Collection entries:
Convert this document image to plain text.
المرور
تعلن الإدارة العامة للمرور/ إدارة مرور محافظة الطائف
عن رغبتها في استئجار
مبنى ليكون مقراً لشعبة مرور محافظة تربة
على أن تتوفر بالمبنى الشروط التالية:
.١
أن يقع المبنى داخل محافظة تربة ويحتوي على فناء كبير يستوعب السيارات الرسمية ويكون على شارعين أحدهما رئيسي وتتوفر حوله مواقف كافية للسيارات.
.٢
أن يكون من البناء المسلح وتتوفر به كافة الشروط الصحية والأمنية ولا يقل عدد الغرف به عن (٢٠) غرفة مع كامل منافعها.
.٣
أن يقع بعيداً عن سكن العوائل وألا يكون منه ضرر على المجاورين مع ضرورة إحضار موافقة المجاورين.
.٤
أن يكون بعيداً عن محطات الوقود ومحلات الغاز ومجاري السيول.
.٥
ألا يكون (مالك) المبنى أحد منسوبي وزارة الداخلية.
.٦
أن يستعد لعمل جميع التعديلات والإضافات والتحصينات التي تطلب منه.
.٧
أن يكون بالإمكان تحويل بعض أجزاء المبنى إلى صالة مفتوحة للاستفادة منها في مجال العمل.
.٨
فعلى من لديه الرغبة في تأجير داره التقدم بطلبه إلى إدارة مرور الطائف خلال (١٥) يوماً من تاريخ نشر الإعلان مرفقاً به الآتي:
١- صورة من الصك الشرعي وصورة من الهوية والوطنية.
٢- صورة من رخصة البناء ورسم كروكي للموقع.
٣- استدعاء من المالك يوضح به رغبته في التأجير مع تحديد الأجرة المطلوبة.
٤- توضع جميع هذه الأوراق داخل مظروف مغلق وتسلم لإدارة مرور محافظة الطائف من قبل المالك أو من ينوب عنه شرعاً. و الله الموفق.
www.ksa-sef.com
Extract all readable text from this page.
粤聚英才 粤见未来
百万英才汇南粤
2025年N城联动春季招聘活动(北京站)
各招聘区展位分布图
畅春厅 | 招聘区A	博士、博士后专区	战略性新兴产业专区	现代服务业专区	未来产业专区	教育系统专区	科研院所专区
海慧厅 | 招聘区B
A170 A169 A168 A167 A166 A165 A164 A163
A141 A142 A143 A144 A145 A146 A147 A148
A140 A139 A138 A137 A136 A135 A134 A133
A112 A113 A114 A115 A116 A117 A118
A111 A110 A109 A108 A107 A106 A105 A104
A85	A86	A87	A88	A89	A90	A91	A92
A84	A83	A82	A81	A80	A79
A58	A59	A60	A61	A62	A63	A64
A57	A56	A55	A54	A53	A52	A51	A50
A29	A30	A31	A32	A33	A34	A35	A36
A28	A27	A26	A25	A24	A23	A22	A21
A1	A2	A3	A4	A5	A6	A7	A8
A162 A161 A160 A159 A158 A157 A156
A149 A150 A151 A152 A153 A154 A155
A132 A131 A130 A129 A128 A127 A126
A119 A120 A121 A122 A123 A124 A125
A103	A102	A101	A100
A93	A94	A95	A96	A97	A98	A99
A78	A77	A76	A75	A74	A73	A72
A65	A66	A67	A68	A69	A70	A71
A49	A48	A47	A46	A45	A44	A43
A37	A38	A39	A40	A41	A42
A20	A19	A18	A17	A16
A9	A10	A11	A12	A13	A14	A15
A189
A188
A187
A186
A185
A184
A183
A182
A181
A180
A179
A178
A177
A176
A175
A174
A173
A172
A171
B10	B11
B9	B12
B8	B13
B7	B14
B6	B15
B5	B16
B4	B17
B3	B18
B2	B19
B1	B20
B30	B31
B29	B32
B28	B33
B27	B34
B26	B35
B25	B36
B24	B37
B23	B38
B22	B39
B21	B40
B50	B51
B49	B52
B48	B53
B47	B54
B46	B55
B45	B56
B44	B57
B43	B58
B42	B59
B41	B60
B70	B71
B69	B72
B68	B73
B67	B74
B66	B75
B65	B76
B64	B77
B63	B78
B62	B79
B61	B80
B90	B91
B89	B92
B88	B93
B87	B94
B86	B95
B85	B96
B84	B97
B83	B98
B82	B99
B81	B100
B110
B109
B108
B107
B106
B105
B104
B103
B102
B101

EXERCISE PROMPT:
Where a line above includes "this", copy that line.

REPLY:
Convert this document image to plain text.
Extract all readable text from this page.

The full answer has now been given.